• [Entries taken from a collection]
** Begin **

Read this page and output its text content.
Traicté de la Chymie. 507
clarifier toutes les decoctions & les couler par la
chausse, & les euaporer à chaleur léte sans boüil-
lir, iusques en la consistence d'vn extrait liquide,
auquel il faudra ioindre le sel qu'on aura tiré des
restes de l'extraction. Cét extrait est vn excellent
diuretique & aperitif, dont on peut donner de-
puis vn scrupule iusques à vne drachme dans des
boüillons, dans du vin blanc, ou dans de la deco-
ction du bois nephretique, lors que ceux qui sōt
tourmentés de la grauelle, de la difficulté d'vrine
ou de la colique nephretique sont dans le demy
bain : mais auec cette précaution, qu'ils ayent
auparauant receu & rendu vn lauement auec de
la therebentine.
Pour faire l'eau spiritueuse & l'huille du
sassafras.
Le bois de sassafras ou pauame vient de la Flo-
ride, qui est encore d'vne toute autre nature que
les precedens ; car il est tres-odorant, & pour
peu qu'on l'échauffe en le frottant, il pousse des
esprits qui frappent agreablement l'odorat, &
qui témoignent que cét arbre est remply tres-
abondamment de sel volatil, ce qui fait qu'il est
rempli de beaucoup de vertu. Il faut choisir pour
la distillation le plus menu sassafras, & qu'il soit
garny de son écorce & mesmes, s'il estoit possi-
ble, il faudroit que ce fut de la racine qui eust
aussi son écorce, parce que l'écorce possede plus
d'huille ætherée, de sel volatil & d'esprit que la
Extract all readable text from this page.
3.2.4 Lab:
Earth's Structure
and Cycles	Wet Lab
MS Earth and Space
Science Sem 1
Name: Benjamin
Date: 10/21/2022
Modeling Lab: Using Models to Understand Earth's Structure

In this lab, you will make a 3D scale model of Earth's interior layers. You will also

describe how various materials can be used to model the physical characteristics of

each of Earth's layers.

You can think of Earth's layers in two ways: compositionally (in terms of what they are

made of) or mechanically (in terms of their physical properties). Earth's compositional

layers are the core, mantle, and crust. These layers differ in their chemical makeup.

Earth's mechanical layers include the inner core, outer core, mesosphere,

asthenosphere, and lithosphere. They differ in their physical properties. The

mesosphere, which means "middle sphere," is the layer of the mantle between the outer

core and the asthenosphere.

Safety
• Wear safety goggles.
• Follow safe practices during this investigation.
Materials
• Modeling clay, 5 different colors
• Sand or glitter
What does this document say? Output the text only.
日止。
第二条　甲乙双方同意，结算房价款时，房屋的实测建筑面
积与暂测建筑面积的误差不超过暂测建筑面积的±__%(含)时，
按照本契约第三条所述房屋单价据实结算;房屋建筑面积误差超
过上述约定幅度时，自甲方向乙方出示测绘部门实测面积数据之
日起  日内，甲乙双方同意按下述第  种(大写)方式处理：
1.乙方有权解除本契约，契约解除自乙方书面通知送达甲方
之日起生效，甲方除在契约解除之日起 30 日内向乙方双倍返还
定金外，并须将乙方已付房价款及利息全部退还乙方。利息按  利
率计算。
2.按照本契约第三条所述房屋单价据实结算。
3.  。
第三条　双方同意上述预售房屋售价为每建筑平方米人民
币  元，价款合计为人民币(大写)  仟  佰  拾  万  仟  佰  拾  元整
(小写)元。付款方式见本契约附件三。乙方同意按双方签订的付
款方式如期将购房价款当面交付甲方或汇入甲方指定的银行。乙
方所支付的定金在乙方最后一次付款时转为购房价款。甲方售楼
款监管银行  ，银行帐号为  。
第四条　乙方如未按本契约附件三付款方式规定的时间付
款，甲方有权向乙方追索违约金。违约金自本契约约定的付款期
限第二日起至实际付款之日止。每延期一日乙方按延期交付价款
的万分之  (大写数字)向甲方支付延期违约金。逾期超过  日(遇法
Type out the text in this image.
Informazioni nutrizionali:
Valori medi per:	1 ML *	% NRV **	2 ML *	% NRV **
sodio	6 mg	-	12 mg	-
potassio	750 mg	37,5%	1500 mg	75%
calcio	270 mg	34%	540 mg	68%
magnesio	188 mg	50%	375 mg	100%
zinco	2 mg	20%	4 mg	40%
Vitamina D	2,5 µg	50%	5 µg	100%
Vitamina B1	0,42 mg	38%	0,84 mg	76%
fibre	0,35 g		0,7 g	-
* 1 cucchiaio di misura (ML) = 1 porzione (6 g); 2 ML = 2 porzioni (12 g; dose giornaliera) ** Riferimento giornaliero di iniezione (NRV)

** End **

• [WRITTEN EXERCISE] The word "tres" may occur in lines of the records. Report how many such lines there are, giving only the number.

• [RESPONSE TO THE EXERCISE] 2